Records from a data collection

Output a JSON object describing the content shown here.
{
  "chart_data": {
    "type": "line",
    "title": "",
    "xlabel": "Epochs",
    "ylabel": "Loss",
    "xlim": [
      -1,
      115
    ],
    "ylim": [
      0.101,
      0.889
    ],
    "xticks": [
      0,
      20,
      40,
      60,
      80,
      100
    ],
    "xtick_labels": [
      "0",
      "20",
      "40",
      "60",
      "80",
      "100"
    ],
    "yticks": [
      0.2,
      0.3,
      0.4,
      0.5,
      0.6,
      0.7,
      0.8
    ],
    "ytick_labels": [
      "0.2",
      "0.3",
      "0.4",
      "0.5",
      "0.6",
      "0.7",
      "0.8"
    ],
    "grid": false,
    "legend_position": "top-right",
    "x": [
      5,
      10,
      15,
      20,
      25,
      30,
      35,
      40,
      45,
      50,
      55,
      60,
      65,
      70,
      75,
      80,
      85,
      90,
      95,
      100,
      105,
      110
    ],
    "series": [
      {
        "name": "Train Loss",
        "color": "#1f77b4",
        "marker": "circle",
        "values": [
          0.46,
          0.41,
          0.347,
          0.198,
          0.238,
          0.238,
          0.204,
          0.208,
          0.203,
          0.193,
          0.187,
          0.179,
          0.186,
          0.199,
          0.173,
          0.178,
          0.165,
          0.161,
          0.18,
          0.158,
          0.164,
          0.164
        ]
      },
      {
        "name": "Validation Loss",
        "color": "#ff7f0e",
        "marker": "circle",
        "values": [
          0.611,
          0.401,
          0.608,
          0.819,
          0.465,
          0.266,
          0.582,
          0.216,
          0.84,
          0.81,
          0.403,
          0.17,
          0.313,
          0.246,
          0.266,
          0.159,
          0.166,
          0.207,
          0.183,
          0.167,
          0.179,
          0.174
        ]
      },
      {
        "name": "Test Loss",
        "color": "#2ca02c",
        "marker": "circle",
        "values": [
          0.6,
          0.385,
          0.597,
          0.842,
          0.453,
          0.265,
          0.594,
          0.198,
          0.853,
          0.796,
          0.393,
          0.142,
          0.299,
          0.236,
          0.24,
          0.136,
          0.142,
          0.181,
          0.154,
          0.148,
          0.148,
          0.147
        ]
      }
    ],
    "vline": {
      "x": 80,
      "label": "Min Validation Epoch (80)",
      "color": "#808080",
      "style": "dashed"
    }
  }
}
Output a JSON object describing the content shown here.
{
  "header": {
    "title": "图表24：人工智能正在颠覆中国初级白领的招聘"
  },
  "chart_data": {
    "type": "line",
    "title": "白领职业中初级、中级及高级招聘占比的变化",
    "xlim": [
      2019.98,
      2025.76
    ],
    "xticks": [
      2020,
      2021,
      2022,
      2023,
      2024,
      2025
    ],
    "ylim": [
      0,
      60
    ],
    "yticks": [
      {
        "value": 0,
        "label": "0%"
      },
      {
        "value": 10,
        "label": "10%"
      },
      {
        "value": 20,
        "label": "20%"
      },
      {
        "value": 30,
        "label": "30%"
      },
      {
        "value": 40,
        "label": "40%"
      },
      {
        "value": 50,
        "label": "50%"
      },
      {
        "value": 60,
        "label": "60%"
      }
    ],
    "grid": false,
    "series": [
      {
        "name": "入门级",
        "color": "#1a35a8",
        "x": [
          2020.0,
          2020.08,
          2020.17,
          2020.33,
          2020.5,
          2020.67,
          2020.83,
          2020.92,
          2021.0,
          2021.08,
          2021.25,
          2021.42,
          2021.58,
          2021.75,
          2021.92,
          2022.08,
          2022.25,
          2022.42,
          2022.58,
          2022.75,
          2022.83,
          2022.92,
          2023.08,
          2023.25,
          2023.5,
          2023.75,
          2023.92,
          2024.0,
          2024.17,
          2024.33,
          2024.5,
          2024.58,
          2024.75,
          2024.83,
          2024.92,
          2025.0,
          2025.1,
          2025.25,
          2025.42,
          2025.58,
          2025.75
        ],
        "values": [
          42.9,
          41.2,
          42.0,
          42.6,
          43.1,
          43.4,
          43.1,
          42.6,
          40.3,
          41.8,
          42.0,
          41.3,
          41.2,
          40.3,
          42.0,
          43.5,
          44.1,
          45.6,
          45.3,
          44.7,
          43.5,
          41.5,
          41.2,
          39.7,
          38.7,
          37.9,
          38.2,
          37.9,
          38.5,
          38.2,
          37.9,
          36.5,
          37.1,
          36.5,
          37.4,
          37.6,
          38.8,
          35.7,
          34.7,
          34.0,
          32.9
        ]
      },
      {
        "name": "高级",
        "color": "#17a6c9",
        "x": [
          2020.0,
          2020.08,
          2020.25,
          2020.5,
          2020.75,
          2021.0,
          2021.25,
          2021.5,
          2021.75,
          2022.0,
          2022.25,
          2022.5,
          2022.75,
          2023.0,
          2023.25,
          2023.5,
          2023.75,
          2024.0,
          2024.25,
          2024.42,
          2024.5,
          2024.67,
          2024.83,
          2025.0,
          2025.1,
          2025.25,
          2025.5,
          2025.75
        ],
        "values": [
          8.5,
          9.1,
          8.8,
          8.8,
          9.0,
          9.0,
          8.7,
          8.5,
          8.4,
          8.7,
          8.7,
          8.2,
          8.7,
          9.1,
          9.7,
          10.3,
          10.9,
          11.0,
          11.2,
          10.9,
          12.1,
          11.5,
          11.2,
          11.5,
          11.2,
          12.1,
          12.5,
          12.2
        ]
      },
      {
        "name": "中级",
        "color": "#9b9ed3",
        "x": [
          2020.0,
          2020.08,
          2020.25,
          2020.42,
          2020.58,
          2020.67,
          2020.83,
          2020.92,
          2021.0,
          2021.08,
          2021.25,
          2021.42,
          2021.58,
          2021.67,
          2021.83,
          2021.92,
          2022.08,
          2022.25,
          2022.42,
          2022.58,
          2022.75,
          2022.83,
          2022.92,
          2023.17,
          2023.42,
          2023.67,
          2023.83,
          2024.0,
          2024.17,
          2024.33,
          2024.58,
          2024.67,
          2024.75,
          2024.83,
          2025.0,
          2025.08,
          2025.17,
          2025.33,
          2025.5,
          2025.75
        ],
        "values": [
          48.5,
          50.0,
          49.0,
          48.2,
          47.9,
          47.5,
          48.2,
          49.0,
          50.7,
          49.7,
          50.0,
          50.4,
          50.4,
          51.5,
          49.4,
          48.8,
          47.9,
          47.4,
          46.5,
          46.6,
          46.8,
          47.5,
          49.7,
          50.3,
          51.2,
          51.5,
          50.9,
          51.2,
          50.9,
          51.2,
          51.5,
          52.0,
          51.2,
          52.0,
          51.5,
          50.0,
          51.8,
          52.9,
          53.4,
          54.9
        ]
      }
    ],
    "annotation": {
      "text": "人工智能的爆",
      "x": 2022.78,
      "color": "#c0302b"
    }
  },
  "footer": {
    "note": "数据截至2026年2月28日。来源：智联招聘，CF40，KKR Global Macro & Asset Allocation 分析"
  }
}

TASK PROMPT: Extract all the material, leaving every line as it is.

OUTPUT FOR THIS EXERCISE:
Output a JSON object describing the content shown here.
{
  "chart_data": {
    "type": "line",
    "title": "",
    "xlabel": "Epochs",
    "ylabel": "Loss",
    "xlim": [
      -1,
      115
    ],
    "ylim": [
      0.101,
      0.889
    ],
    "xticks": [
      0,
      20,
      40,
      60,
      80,
      100
    ],
    "xtick_labels": [
      "0",
      "20",
      "40",
      "60",
      "80",
      "100"
    ],
    "yticks": [
      0.2,
      0.3,
      0.4,
      0.5,
      0.6,
      0.7,
      0.8
    ],
    "ytick_labels": [
      "0.2",
      "0.3",
      "0.4",
      "0.5",
      "0.6",
      "0.7",
      "0.8"
    ],
    "grid": false,
    "legend_position": "top-right",
    "x": [
      5,
      10,
      15,
      20,
      25,
      30,
      35,
      40,
      45,
      50,
      55,
      60,
      65,
      70,
      75,
      80,
      85,
      90,
      95,
      100,
      105,
      110
    ],
    "series": [
      {
        "name": "Train Loss",
        "color": "#1f77b4",
        "marker": "circle",
        "values": [
          0.46,
          0.41,
          0.347,
          0.198,
          0.238,
          0.238,
          0.204,
          0.208,
          0.203,
          0.193,
          0.187,
          0.179,
          0.186,
          0.199,
          0.173,
          0.178,
          0.165,
          0.161,
          0.18,
          0.158,
          0.164,
          0.164
        ]
      },
      {
        "name": "Validation Loss",
        "color": "#ff7f0e",
        "marker": "circle",
        "values": [
          0.611,
          0.401,
          0.608,
          0.819,
          0.465,
          0.266,
          0.582,
          0.216,
          0.84,
          0.81,
          0.403,
          0.17,
          0.313,
          0.246,
          0.266,
          0.159,
          0.166,
          0.207,
          0.183,
          0.167,
          0.179,
          0.174
        ]
      },
      {
        "name": "Test Loss",
        "color": "#2ca02c",
        "marker": "circle",
        "values": [
          0.6,
          0.385,
          0.597,
          0.842,
          0.453,
          0.265,
          0.594,
          0.198,
          0.853,
          0.796,
          0.393,
          0.142,
          0.299,
          0.236,
          0.24,
          0.136,
          0.142,
          0.181,
          0.154,
          0.148,
          0.148,
          0.147
        ]
      }
    ],
    "vline": {
      "x": 80,
      "label": "Min Validation Epoch (80)",
      "color": "#808080",
      "style": "dashed"
    }
  }
}
Output a JSON object describing the content shown here.
{
  "header": {
    "title": "图表24：人工智能正在颠覆中国初级白领的招聘"
  },
  "chart_data": {
    "type": "line",
    "title": "白领职业中初级、中级及高级招聘占比的变化",
    "xlim": [
      2019.98,
      2025.76
    ],
    "xticks": [
      2020,
      2021,
      2022,
      2023,
      2024,
      2025
    ],
    "ylim": [
      0,
      60
    ],
    "yticks": [
      {
        "value": 0,
        "label": "0%"
      },
      {
        "value": 10,
        "label": "10%"
      },
      {
        "value": 20,
        "label": "20%"
      },
      {
        "value": 30,
        "label": "30%"
      },
      {
        "value": 40,
        "label": "40%"
      },
      {
        "value": 50,
        "label": "50%"
      },
      {
        "value": 60,
        "label": "60%"
      }
    ],
    "grid": false,
    "series": [
      {
        "name": "入门级",
        "color": "#1a35a8",
        "x": [
          2020.0,
          2020.08,
          2020.17,
          2020.33,
          2020.5,
          2020.67,
          2020.83,
          2020.92,
          2021.0,
          2021.08,
          2021.25,
          2021.42,
          2021.58,
          2021.75,
          2021.92,
          2022.08,
          2022.25,
          2022.42,
          2022.58,
          2022.75,
          2022.83,
          2022.92,
          2023.08,
          2023.25,
          2023.5,
          2023.75,
          2023.92,
          2024.0,
          2024.17,
          2024.33,
          2024.5,
          2024.58,
          2024.75,
          2024.83,
          2024.92,
          2025.0,
          2025.1,
          2025.25,
          2025.42,
          2025.58,
          2025.75
        ],
        "values": [
          42.9,
          41.2,
          42.0,
          42.6,
          43.1,
          43.4,
          43.1,
          42.6,
          40.3,
          41.8,
          42.0,
          41.3,
          41.2,
          40.3,
          42.0,
          43.5,
          44.1,
          45.6,
          45.3,
          44.7,
          43.5,
          41.5,
          41.2,
          39.7,
          38.7,
          37.9,
          38.2,
          37.9,
          38.5,
          38.2,
          37.9,
          36.5,
          37.1,
          36.5,
          37.4,
          37.6,
          38.8,
          35.7,
          34.7,
          34.0,
          32.9
        ]
      },
      {
        "name": "高级",
        "color": "#17a6c9",
        "x": [
          2020.0,
          2020.08,
          2020.25,
          2020.5,
          2020.75,
          2021.0,
          2021.25,
          2021.5,
          2021.75,
          2022.0,
          2022.25,
          2022.5,
          2022.75,
          2023.0,
          2023.25,
          2023.5,
          2023.75,
          2024.0,
          2024.25,
          2024.42,
          2024.5,
          2024.67,
          2024.83,
          2025.0,
          2025.1,
          2025.25,
          2025.5,
          2025.75
        ],
        "values": [
          8.5,
          9.1,
          8.8,
          8.8,
          9.0,
          9.0,
          8.7,
          8.5,
          8.4,
          8.7,
          8.7,
          8.2,
          8.7,
          9.1,
          9.7,
          10.3,
          10.9,
          11.0,
          11.2,
          10.9,
          12.1,
          11.5,
          11.2,
          11.5,
          11.2,
          12.1,
          12.5,
          12.2
        ]
      },
      {
        "name": "中级",
        "color": "#9b9ed3",
        "x": [
          2020.0,
          2020.08,
          2020.25,
          2020.42,
          2020.58,
          2020.67,
          2020.83,
          2020.92,
          2021.0,
          2021.08,
          2021.25,
          2021.42,
          2021.58,
          2021.67,
          2021.83,
          2021.92,
          2022.08,
          2022.25,
          2022.42,
          2022.58,
          2022.75,
          2022.83,
          2022.92,
          2023.17,
          2023.42,
          2023.67,
          2023.83,
          2024.0,
          2024.17,
          2024.33,
          2024.58,
          2024.67,
          2024.75,
          2024.83,
          2025.0,
          2025.08,
          2025.17,
          2025.33,
          2025.5,
          2025.75
        ],
        "values": [
          48.5,
          50.0,
          49.0,
          48.2,
          47.9,
          47.5,
          48.2,
          49.0,
          50.7,
          49.7,
          50.0,
          50.4,
          50.4,
          51.5,
          49.4,
          48.8,
          47.9,
          47.4,
          46.5,
          46.6,
          46.8,
          47.5,
          49.7,
          50.3,
          51.2,
          51.5,
          50.9,
          51.2,
          50.9,
          51.2,
          51.5,
          52.0,
          51.2,
          52.0,
          51.5,
          50.0,
          51.8,
          52.9,
          53.4,
          54.9
        ]
      }
    ],
    "annotation": {
      "text": "人工智能的爆",
      "x": 2022.78,
      "color": "#c0302b"
    }
  },
  "footer": {
    "note": "数据截至2026年2月28日。来源：智联招聘，CF40，KKR Global Macro & Asset Allocation 分析"
  }
}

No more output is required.